* BEGIN Material provided *

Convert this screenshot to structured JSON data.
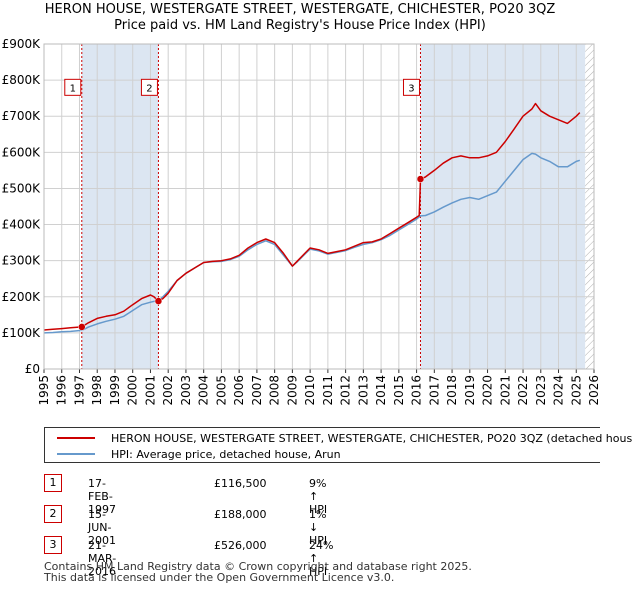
{
  "title_line1": "HERON HOUSE, WESTERGATE STREET, WESTERGATE, CHICHESTER, PO20 3QZ",
  "title_line2": "Price paid vs. HM Land Registry's House Price Index (HPI)",
  "colors": {
    "property": "#cc0000",
    "hpi": "#6699cc",
    "highlight": "#dce6f2",
    "grid": "#d0d0d0",
    "marker_border": "#cc0000",
    "hatch": "#b0b0b0"
  },
  "chart_data": {
    "type": "line",
    "x_range": [
      1995,
      2026
    ],
    "ylim": [
      0,
      900000
    ],
    "y_ticks": [
      {
        "value": 0,
        "label": "£0"
      },
      {
        "value": 100000,
        "label": "£100K"
      },
      {
        "value": 200000,
        "label": "£200K"
      },
      {
        "value": 300000,
        "label": "£300K"
      },
      {
        "value": 400000,
        "label": "£400K"
      },
      {
        "value": 500000,
        "label": "£500K"
      },
      {
        "value": 600000,
        "label": "£600K"
      },
      {
        "value": 700000,
        "label": "£700K"
      },
      {
        "value": 800000,
        "label": "£800K"
      },
      {
        "value": 900000,
        "label": "£900K"
      }
    ],
    "x_ticks": [
      "1995",
      "1996",
      "1997",
      "1998",
      "1999",
      "2000",
      "2001",
      "2002",
      "2003",
      "2004",
      "2005",
      "2006",
      "2007",
      "2008",
      "2009",
      "2010",
      "2011",
      "2012",
      "2013",
      "2014",
      "2015",
      "2016",
      "2017",
      "2018",
      "2019",
      "2020",
      "2021",
      "2022",
      "2023",
      "2024",
      "2025",
      "2026"
    ],
    "highlight_bands": [
      [
        1997.13,
        2001.45
      ],
      [
        2016.22,
        2025.5
      ]
    ],
    "hatch_from": 2025.5,
    "series": [
      {
        "name": "HERON HOUSE, WESTERGATE STREET, WESTERGATE, CHICHESTER, PO20 3QZ (detached hous",
        "x": [
          1995.0,
          1995.5,
          1996.0,
          1996.5,
          1997.13,
          1997.5,
          1998.0,
          1998.5,
          1999.0,
          1999.5,
          2000.0,
          2000.5,
          2001.0,
          2001.2,
          2001.45,
          2001.7,
          2002.0,
          2002.5,
          2003.0,
          2003.5,
          2004.0,
          2004.5,
          2005.0,
          2005.5,
          2006.0,
          2006.5,
          2007.0,
          2007.5,
          2008.0,
          2008.5,
          2009.0,
          2009.3,
          2009.7,
          2010.0,
          2010.5,
          2011.0,
          2011.5,
          2012.0,
          2012.5,
          2013.0,
          2013.5,
          2014.0,
          2014.5,
          2015.0,
          2015.5,
          2016.0,
          2016.15,
          2016.22,
          2016.5,
          2017.0,
          2017.5,
          2018.0,
          2018.5,
          2019.0,
          2019.5,
          2020.0,
          2020.5,
          2021.0,
          2021.5,
          2022.0,
          2022.5,
          2022.7,
          2023.0,
          2023.5,
          2024.0,
          2024.5,
          2025.0,
          2025.2
        ],
        "values": [
          108000,
          110000,
          112000,
          114000,
          116500,
          128000,
          140000,
          146000,
          150000,
          160000,
          178000,
          195000,
          205000,
          200000,
          188000,
          195000,
          210000,
          245000,
          265000,
          280000,
          295000,
          298000,
          300000,
          305000,
          315000,
          335000,
          350000,
          360000,
          350000,
          320000,
          285000,
          300000,
          320000,
          335000,
          330000,
          320000,
          325000,
          330000,
          340000,
          350000,
          352000,
          360000,
          375000,
          390000,
          405000,
          420000,
          425000,
          526000,
          532000,
          550000,
          570000,
          585000,
          590000,
          585000,
          585000,
          590000,
          600000,
          630000,
          665000,
          700000,
          720000,
          735000,
          715000,
          700000,
          690000,
          680000,
          700000,
          710000
        ]
      },
      {
        "name": "HPI: Average price, detached house, Arun",
        "x": [
          1995.0,
          1995.5,
          1996.0,
          1996.5,
          1997.13,
          1997.5,
          1998.0,
          1998.5,
          1999.0,
          1999.5,
          2000.0,
          2000.5,
          2001.0,
          2001.45,
          2001.7,
          2002.0,
          2002.5,
          2003.0,
          2003.5,
          2004.0,
          2004.5,
          2005.0,
          2005.5,
          2006.0,
          2006.5,
          2007.0,
          2007.5,
          2008.0,
          2008.5,
          2009.0,
          2009.3,
          2009.7,
          2010.0,
          2010.5,
          2011.0,
          2011.5,
          2012.0,
          2012.5,
          2013.0,
          2013.5,
          2014.0,
          2014.5,
          2015.0,
          2015.5,
          2016.0,
          2016.22,
          2016.5,
          2017.0,
          2017.5,
          2018.0,
          2018.5,
          2019.0,
          2019.5,
          2020.0,
          2020.5,
          2021.0,
          2021.5,
          2022.0,
          2022.5,
          2022.7,
          2023.0,
          2023.5,
          2024.0,
          2024.5,
          2025.0,
          2025.2
        ],
        "values": [
          100000,
          101000,
          103000,
          104000,
          107000,
          116000,
          125000,
          132000,
          138000,
          146000,
          162000,
          178000,
          185000,
          190000,
          200000,
          215000,
          245000,
          265000,
          280000,
          295000,
          297000,
          298000,
          303000,
          312000,
          330000,
          345000,
          355000,
          345000,
          315000,
          285000,
          298000,
          318000,
          332000,
          327000,
          318000,
          323000,
          328000,
          337000,
          345000,
          350000,
          358000,
          370000,
          385000,
          400000,
          415000,
          424000,
          425000,
          435000,
          448000,
          460000,
          470000,
          475000,
          470000,
          480000,
          490000,
          520000,
          550000,
          580000,
          597000,
          595000,
          585000,
          575000,
          560000,
          560000,
          575000,
          578000
        ]
      }
    ],
    "sales": [
      {
        "num": "1",
        "x": 1997.13,
        "value": 116500
      },
      {
        "num": "2",
        "x": 2001.45,
        "value": 188000
      },
      {
        "num": "3",
        "x": 2016.22,
        "value": 526000
      }
    ],
    "label_box_value": 780000
  },
  "legend": {
    "property_label": "HERON HOUSE, WESTERGATE STREET, WESTERGATE, CHICHESTER, PO20 3QZ (detached hous",
    "hpi_label": "HPI: Average price, detached house, Arun"
  },
  "transactions": [
    {
      "num": "1",
      "date": "17-FEB-1997",
      "price": "£116,500",
      "hpi": "9% ↑ HPI"
    },
    {
      "num": "2",
      "date": "15-JUN-2001",
      "price": "£188,000",
      "hpi": "1% ↓ HPI"
    },
    {
      "num": "3",
      "date": "21-MAR-2016",
      "price": "£526,000",
      "hpi": "24% ↑ HPI"
    }
  ],
  "footer": {
    "line1": "Contains HM Land Registry data © Crown copyright and database right 2025.",
    "line2": "This data is licensed under the Open Government Licence v3.0."
  }
}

* END Material provided *

# Requirement:
The pictures should not be reproduced; quote all of the other material exactly.

# Task output:
Convert this screenshot to structured JSON data.
{
  "title_line1": "HERON HOUSE, WESTERGATE STREET, WESTERGATE, CHICHESTER, PO20 3QZ",
  "title_line2": "Price paid vs. HM Land Registry's House Price Index (HPI)",
  "colors": {
    "property": "#cc0000",
    "hpi": "#6699cc",
    "highlight": "#dce6f2",
    "grid": "#d0d0d0",
    "marker_border": "#cc0000",
    "hatch": "#b0b0b0"
  },
  "chart_data": {
    "type": "line",
    "x_range": [
      1995,
      2026
    ],
    "ylim": [
      0,
      900000
    ],
    "y_ticks": [
      {
        "value": 0,
        "label": "£0"
      },
      {
        "value": 100000,
        "label": "£100K"
      },
      {
        "value": 200000,
        "label": "£200K"
      },
      {
        "value": 300000,
        "label": "£300K"
      },
      {
        "value": 400000,
        "label": "£400K"
      },
      {
        "value": 500000,
        "label": "£500K"
      },
      {
        "value": 600000,
        "label": "£600K"
      },
      {
        "value": 700000,
        "label": "£700K"
      },
      {
        "value": 800000,
        "label": "£800K"
      },
      {
        "value": 900000,
        "label": "£900K"
      }
    ],
    "x_ticks": [
      "1995",
      "1996",
      "1997",
      "1998",
      "1999",
      "2000",
      "2001",
      "2002",
      "2003",
      "2004",
      "2005",
      "2006",
      "2007",
      "2008",
      "2009",
      "2010",
      "2011",
      "2012",
      "2013",
      "2014",
      "2015",
      "2016",
      "2017",
      "2018",
      "2019",
      "2020",
      "2021",
      "2022",
      "2023",
      "2024",
      "2025",
      "2026"
    ],
    "highlight_bands": [
      [
        1997.13,
        2001.45
      ],
      [
        2016.22,
        2025.5
      ]
    ],
    "hatch_from": 2025.5,
    "series": [
      {
        "name": "HERON HOUSE, WESTERGATE STREET, WESTERGATE, CHICHESTER, PO20 3QZ (detached hous",
        "x": [
          1995.0,
          1995.5,
          1996.0,
          1996.5,
          1997.13,
          1997.5,
          1998.0,
          1998.5,
          1999.0,
          1999.5,
          2000.0,
          2000.5,
          2001.0,
          2001.2,
          2001.45,
          2001.7,
          2002.0,
          2002.5,
          2003.0,
          2003.5,
          2004.0,
          2004.5,
          2005.0,
          2005.5,
          2006.0,
          2006.5,
          2007.0,
          2007.5,
          2008.0,
          2008.5,
          2009.0,
          2009.3,
          2009.7,
          2010.0,
          2010.5,
          2011.0,
          2011.5,
          2012.0,
          2012.5,
          2013.0,
          2013.5,
          2014.0,
          2014.5,
          2015.0,
          2015.5,
          2016.0,
          2016.15,
          2016.22,
          2016.5,
          2017.0,
          2017.5,
          2018.0,
          2018.5,
          2019.0,
          2019.5,
          2020.0,
          2020.5,
          2021.0,
          2021.5,
          2022.0,
          2022.5,
          2022.7,
          2023.0,
          2023.5,
          2024.0,
          2024.5,
          2025.0,
          2025.2
        ],
        "values": [
          108000,
          110000,
          112000,
          114000,
          116500,
          128000,
          140000,
          146000,
          150000,
          160000,
          178000,
          195000,
          205000,
          200000,
          188000,
          195000,
          210000,
          245000,
          265000,
          280000,
          295000,
          298000,
          300000,
          305000,
          315000,
          335000,
          350000,
          360000,
          350000,
          320000,
          285000,
          300000,
          320000,
          335000,
          330000,
          320000,
          325000,
          330000,
          340000,
          350000,
          352000,
          360000,
          375000,
          390000,
          405000,
          420000,
          425000,
          526000,
          532000,
          550000,
          570000,
          585000,
          590000,
          585000,
          585000,
          590000,
          600000,
          630000,
          665000,
          700000,
          720000,
          735000,
          715000,
          700000,
          690000,
          680000,
          700000,
          710000
        ]
      },
      {
        "name": "HPI: Average price, detached house, Arun",
        "x": [
          1995.0,
          1995.5,
          1996.0,
          1996.5,
          1997.13,
          1997.5,
          1998.0,
          1998.5,
          1999.0,
          1999.5,
          2000.0,
          2000.5,
          2001.0,
          2001.45,
          2001.7,
          2002.0,
          2002.5,
          2003.0,
          2003.5,
          2004.0,
          2004.5,
          2005.0,
          2005.5,
          2006.0,
          2006.5,
          2007.0,
          2007.5,
          2008.0,
          2008.5,
          2009.0,
          2009.3,
          2009.7,
          2010.0,
          2010.5,
          2011.0,
          2011.5,
          2012.0,
          2012.5,
          2013.0,
          2013.5,
          2014.0,
          2014.5,
          2015.0,
          2015.5,
          2016.0,
          2016.22,
          2016.5,
          2017.0,
          2017.5,
          2018.0,
          2018.5,
          2019.0,
          2019.5,
          2020.0,
          2020.5,
          2021.0,
          2021.5,
          2022.0,
          2022.5,
          2022.7,
          2023.0,
          2023.5,
          2024.0,
          2024.5,
          2025.0,
          2025.2
        ],
        "values": [
          100000,
          101000,
          103000,
          104000,
          107000,
          116000,
          125000,
          132000,
          138000,
          146000,
          162000,
          178000,
          185000,
          190000,
          200000,
          215000,
          245000,
          265000,
          280000,
          295000,
          297000,
          298000,
          303000,
          312000,
          330000,
          345000,
          355000,
          345000,
          315000,
          285000,
          298000,
          318000,
          332000,
          327000,
          318000,
          323000,
          328000,
          337000,
          345000,
          350000,
          358000,
          370000,
          385000,
          400000,
          415000,
          424000,
          425000,
          435000,
          448000,
          460000,
          470000,
          475000,
          470000,
          480000,
          490000,
          520000,
          550000,
          580000,
          597000,
          595000,
          585000,
          575000,
          560000,
          560000,
          575000,
          578000
        ]
      }
    ],
    "sales": [
      {
        "num": "1",
        "x": 1997.13,
        "value": 116500
      },
      {
        "num": "2",
        "x": 2001.45,
        "value": 188000
      },
      {
        "num": "3",
        "x": 2016.22,
        "value": 526000
      }
    ],
    "label_box_value": 780000
  },
  "legend": {
    "property_label": "HERON HOUSE, WESTERGATE STREET, WESTERGATE, CHICHESTER, PO20 3QZ (detached hous",
    "hpi_label": "HPI: Average price, detached house, Arun"
  },
  "transactions": [
    {
      "num": "1",
      "date": "17-FEB-1997",
      "price": "£116,500",
      "hpi": "9% ↑ HPI"
    },
    {
      "num": "2",
      "date": "15-JUN-2001",
      "price": "£188,000",
      "hpi": "1% ↓ HPI"
    },
    {
      "num": "3",
      "date": "21-MAR-2016",
      "price": "£526,000",
      "hpi": "24% ↑ HPI"
    }
  ],
  "footer": {
    "line1": "Contains HM Land Registry data © Crown copyright and database right 2025.",
    "line2": "This data is licensed under the Open Government Licence v3.0."
  }
}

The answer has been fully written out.